## Request
Check each line of the material below for "panel", then copy the ones that contain it.

## Working data
-.-.-
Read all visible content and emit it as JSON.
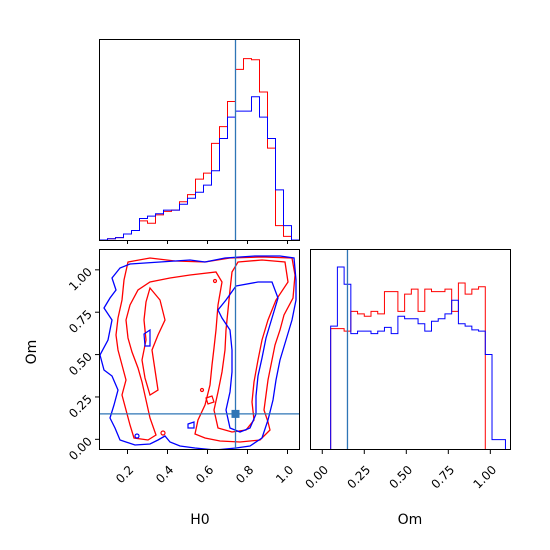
{
  "chart_data": [
    {
      "panel": "H0 marginal",
      "type": "step-histogram",
      "x": [
        0.06,
        0.1,
        0.14,
        0.18,
        0.22,
        0.26,
        0.3,
        0.34,
        0.38,
        0.42,
        0.46,
        0.5,
        0.54,
        0.58,
        0.62,
        0.66,
        0.7,
        0.74,
        0.78,
        0.82,
        0.86,
        0.9,
        0.94,
        0.98,
        1.02,
        1.06
      ],
      "xlim": [
        0.06,
        1.06
      ],
      "series": [
        {
          "color": "#ff0000",
          "counts": [
            0,
            1,
            2,
            5,
            8,
            16,
            14,
            21,
            24,
            25,
            32,
            38,
            51,
            56,
            81,
            95,
            116,
            143,
            152,
            151,
            124,
            77,
            12,
            3,
            0
          ]
        },
        {
          "color": "#0000ff",
          "counts": [
            0,
            1,
            2,
            5,
            8,
            18,
            20,
            22,
            25,
            25,
            30,
            35,
            40,
            46,
            58,
            85,
            103,
            108,
            108,
            120,
            103,
            85,
            42,
            12,
            0
          ]
        }
      ],
      "truth_line_x": 0.74,
      "xticks": [
        0.2,
        0.4,
        0.6,
        0.8,
        1.0
      ]
    },
    {
      "panel": "H0 vs Om contours",
      "type": "contour",
      "xlabel": "H0",
      "ylabel": "Om",
      "xlim": [
        0.06,
        1.06
      ],
      "ylim": [
        -0.06,
        1.12
      ],
      "xtick_labels": [
        "0.2",
        "0.4",
        "0.6",
        "0.8",
        "1.0"
      ],
      "ytick_labels": [
        "0.00",
        "0.25",
        "0.50",
        "0.75",
        "1.00"
      ],
      "truth": {
        "x": 0.74,
        "y": 0.15
      },
      "series_colors": [
        "#ff0000",
        "#0000ff"
      ]
    },
    {
      "panel": "Om marginal",
      "type": "step-histogram",
      "xlabel": "Om",
      "x": [
        -0.07,
        -0.03,
        0.01,
        0.05,
        0.09,
        0.13,
        0.17,
        0.21,
        0.25,
        0.29,
        0.33,
        0.37,
        0.41,
        0.45,
        0.49,
        0.53,
        0.57,
        0.61,
        0.65,
        0.69,
        0.73,
        0.77,
        0.81,
        0.85,
        0.89,
        0.93,
        0.97,
        1.01,
        1.05,
        1.09,
        1.12
      ],
      "xlim": [
        -0.07,
        1.12
      ],
      "series": [
        {
          "color": "#ff0000",
          "counts": [
            0,
            0,
            0,
            98,
            98,
            96,
            112,
            110,
            108,
            112,
            110,
            128,
            128,
            112,
            126,
            130,
            112,
            130,
            128,
            128,
            130,
            112,
            135,
            126,
            130,
            132,
            0,
            0,
            0,
            0
          ]
        },
        {
          "color": "#0000ff",
          "counts": [
            0,
            0,
            0,
            100,
            148,
            134,
            94,
            96,
            96,
            94,
            96,
            99,
            94,
            108,
            106,
            106,
            102,
            96,
            104,
            106,
            110,
            121,
            102,
            100,
            97,
            96,
            77,
            8,
            8,
            0
          ]
        }
      ],
      "truth_line_x": 0.15,
      "xtick_labels": [
        "0.00",
        "0.25",
        "0.50",
        "0.75",
        "1.00"
      ]
    }
  ],
  "colors": {
    "red": "#ff0000",
    "blue": "#0000ff",
    "truth": "#2e75b6"
  }
}
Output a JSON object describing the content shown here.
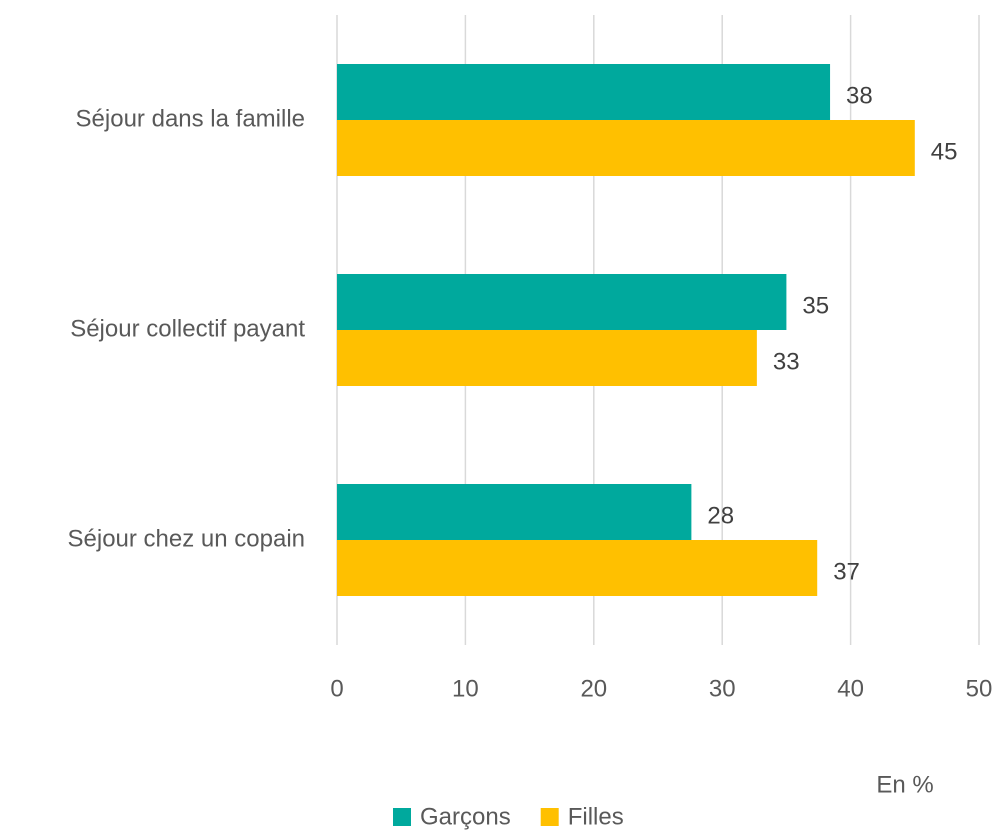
-.-.-
## Correct result
      "panel": "H0 marginal",
      "panel": "H0 vs Om contours",
      "panel": "Om marginal",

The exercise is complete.